Dataset rows:
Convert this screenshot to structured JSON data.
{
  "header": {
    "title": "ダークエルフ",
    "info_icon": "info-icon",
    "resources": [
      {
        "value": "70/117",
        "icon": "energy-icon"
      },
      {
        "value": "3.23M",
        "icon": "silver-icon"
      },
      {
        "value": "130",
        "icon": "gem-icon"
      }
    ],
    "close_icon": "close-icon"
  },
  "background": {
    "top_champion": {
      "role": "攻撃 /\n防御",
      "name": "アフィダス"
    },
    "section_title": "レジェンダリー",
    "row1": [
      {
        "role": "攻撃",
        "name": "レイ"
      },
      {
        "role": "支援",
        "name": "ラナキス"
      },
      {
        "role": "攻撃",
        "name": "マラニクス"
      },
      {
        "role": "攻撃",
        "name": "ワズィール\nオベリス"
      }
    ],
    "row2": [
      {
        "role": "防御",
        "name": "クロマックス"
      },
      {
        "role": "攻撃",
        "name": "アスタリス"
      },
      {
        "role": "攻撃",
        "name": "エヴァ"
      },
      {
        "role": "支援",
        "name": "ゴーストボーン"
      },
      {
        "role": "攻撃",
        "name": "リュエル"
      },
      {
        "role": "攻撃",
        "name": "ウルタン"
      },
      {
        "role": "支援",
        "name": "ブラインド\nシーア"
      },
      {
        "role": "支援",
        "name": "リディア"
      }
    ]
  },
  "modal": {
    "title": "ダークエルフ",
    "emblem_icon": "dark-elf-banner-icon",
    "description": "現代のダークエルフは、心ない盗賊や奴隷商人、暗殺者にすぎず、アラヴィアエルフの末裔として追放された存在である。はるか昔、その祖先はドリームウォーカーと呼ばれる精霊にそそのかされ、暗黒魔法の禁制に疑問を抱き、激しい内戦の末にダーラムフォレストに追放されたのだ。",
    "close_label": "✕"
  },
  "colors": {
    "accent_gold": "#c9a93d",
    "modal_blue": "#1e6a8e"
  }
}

(The request):
In this exercise, repeat all entries exactly.

(Answer to this problem):
Convert this screenshot to structured JSON data.
{
  "header": {
    "title": "ダークエルフ",
    "info_icon": "info-icon",
    "resources": [
      {
        "value": "70/117",
        "icon": "energy-icon"
      },
      {
        "value": "3.23M",
        "icon": "silver-icon"
      },
      {
        "value": "130",
        "icon": "gem-icon"
      }
    ],
    "close_icon": "close-icon"
  },
  "background": {
    "top_champion": {
      "role": "攻撃 /\n防御",
      "name": "アフィダス"
    },
    "section_title": "レジェンダリー",
    "row1": [
      {
        "role": "攻撃",
        "name": "レイ"
      },
      {
        "role": "支援",
        "name": "ラナキス"
      },
      {
        "role": "攻撃",
        "name": "マラニクス"
      },
      {
        "role": "攻撃",
        "name": "ワズィール\nオベリス"
      }
    ],
    "row2": [
      {
        "role": "防御",
        "name": "クロマックス"
      },
      {
        "role": "攻撃",
        "name": "アスタリス"
      },
      {
        "role": "攻撃",
        "name": "エヴァ"
      },
      {
        "role": "支援",
        "name": "ゴーストボーン"
      },
      {
        "role": "攻撃",
        "name": "リュエル"
      },
      {
        "role": "攻撃",
        "name": "ウルタン"
      },
      {
        "role": "支援",
        "name": "ブラインド\nシーア"
      },
      {
        "role": "支援",
        "name": "リディア"
      }
    ]
  },
  "modal": {
    "title": "ダークエルフ",
    "emblem_icon": "dark-elf-banner-icon",
    "description": "現代のダークエルフは、心ない盗賊や奴隷商人、暗殺者にすぎず、アラヴィアエルフの末裔として追放された存在である。はるか昔、その祖先はドリームウォーカーと呼ばれる精霊にそそのかされ、暗黒魔法の禁制に疑問を抱き、激しい内戦の末にダーラムフォレストに追放されたのだ。",
    "close_label": "✕"
  },
  "colors": {
    "accent_gold": "#c9a93d",
    "modal_blue": "#1e6a8e"
  }
}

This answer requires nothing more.